PROBLEM TO WORK ON: Transcribe each record below word for word.

* begin RECORD LIST *

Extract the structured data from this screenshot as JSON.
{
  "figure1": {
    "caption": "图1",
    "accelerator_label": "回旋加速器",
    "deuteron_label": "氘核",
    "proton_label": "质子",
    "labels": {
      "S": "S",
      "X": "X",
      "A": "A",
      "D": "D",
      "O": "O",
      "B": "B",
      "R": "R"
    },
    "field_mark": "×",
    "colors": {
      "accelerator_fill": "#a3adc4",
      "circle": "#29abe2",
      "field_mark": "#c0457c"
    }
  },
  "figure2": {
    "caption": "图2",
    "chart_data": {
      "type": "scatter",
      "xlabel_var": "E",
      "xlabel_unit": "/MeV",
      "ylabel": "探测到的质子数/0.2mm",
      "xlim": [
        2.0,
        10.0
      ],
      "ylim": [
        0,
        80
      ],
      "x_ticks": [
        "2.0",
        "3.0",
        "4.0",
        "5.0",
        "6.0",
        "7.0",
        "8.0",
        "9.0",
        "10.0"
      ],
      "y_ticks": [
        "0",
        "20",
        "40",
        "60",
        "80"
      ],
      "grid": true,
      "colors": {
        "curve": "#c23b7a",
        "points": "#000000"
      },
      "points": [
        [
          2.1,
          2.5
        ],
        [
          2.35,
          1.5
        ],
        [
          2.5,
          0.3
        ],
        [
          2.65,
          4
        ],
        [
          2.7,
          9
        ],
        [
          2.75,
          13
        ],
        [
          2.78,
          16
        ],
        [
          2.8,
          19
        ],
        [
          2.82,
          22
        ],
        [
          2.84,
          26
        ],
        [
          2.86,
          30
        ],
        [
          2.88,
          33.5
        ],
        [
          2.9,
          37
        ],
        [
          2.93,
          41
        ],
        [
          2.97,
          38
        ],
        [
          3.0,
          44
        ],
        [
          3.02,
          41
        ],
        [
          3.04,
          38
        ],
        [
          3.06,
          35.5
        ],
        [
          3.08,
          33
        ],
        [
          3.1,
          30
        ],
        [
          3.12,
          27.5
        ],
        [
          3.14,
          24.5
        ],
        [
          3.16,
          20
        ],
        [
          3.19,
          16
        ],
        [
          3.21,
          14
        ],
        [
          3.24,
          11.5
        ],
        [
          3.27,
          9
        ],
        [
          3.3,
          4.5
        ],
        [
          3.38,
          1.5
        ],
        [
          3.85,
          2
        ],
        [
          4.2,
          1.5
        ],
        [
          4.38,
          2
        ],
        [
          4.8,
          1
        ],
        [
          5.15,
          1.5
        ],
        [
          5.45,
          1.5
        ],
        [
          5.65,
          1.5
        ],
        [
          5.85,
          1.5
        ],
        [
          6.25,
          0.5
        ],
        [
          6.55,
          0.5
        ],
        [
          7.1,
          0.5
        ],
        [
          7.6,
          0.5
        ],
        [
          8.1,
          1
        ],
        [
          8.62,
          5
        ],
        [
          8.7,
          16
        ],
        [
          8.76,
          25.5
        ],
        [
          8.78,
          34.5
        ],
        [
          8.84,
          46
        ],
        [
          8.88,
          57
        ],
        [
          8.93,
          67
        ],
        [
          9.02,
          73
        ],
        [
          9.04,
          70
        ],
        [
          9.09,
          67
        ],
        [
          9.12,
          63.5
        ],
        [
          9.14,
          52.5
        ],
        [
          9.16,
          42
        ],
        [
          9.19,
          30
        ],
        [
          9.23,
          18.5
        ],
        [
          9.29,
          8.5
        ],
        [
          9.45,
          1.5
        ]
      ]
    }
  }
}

* end RECORD LIST *

RESPONSE TO THIS EXERCISE:
Extract the structured data from this screenshot as JSON.
{
  "figure1": {
    "caption": "图1",
    "accelerator_label": "回旋加速器",
    "deuteron_label": "氘核",
    "proton_label": "质子",
    "labels": {
      "S": "S",
      "X": "X",
      "A": "A",
      "D": "D",
      "O": "O",
      "B": "B",
      "R": "R"
    },
    "field_mark": "×",
    "colors": {
      "accelerator_fill": "#a3adc4",
      "circle": "#29abe2",
      "field_mark": "#c0457c"
    }
  },
  "figure2": {
    "caption": "图2",
    "chart_data": {
      "type": "scatter",
      "xlabel_var": "E",
      "xlabel_unit": "/MeV",
      "ylabel": "探测到的质子数/0.2mm",
      "xlim": [
        2.0,
        10.0
      ],
      "ylim": [
        0,
        80
      ],
      "x_ticks": [
        "2.0",
        "3.0",
        "4.0",
        "5.0",
        "6.0",
        "7.0",
        "8.0",
        "9.0",
        "10.0"
      ],
      "y_ticks": [
        "0",
        "20",
        "40",
        "60",
        "80"
      ],
      "grid": true,
      "colors": {
        "curve": "#c23b7a",
        "points": "#000000"
      },
      "points": [
        [
          2.1,
          2.5
        ],
        [
          2.35,
          1.5
        ],
        [
          2.5,
          0.3
        ],
        [
          2.65,
          4
        ],
        [
          2.7,
          9
        ],
        [
          2.75,
          13
        ],
        [
          2.78,
          16
        ],
        [
          2.8,
          19
        ],
        [
          2.82,
          22
        ],
        [
          2.84,
          26
        ],
        [
          2.86,
          30
        ],
        [
          2.88,
          33.5
        ],
        [
          2.9,
          37
        ],
        [
          2.93,
          41
        ],
        [
          2.97,
          38
        ],
        [
          3.0,
          44
        ],
        [
          3.02,
          41
        ],
        [
          3.04,
          38
        ],
        [
          3.06,
          35.5
        ],
        [
          3.08,
          33
        ],
        [
          3.1,
          30
        ],
        [
          3.12,
          27.5
        ],
        [
          3.14,
          24.5
        ],
        [
          3.16,
          20
        ],
        [
          3.19,
          16
        ],
        [
          3.21,
          14
        ],
        [
          3.24,
          11.5
        ],
        [
          3.27,
          9
        ],
        [
          3.3,
          4.5
        ],
        [
          3.38,
          1.5
        ],
        [
          3.85,
          2
        ],
        [
          4.2,
          1.5
        ],
        [
          4.38,
          2
        ],
        [
          4.8,
          1
        ],
        [
          5.15,
          1.5
        ],
        [
          5.45,
          1.5
        ],
        [
          5.65,
          1.5
        ],
        [
          5.85,
          1.5
        ],
        [
          6.25,
          0.5
        ],
        [
          6.55,
          0.5
        ],
        [
          7.1,
          0.5
        ],
        [
          7.6,
          0.5
        ],
        [
          8.1,
          1
        ],
        [
          8.62,
          5
        ],
        [
          8.7,
          16
        ],
        [
          8.76,
          25.5
        ],
        [
          8.78,
          34.5
        ],
        [
          8.84,
          46
        ],
        [
          8.88,
          57
        ],
        [
          8.93,
          67
        ],
        [
          9.02,
          73
        ],
        [
          9.04,
          70
        ],
        [
          9.09,
          67
        ],
        [
          9.12,
          63.5
        ],
        [
          9.14,
          52.5
        ],
        [
          9.16,
          42
        ],
        [
          9.19,
          30
        ],
        [
          9.23,
          18.5
        ],
        [
          9.29,
          8.5
        ],
        [
          9.45,
          1.5
        ]
      ]
    }
  }
}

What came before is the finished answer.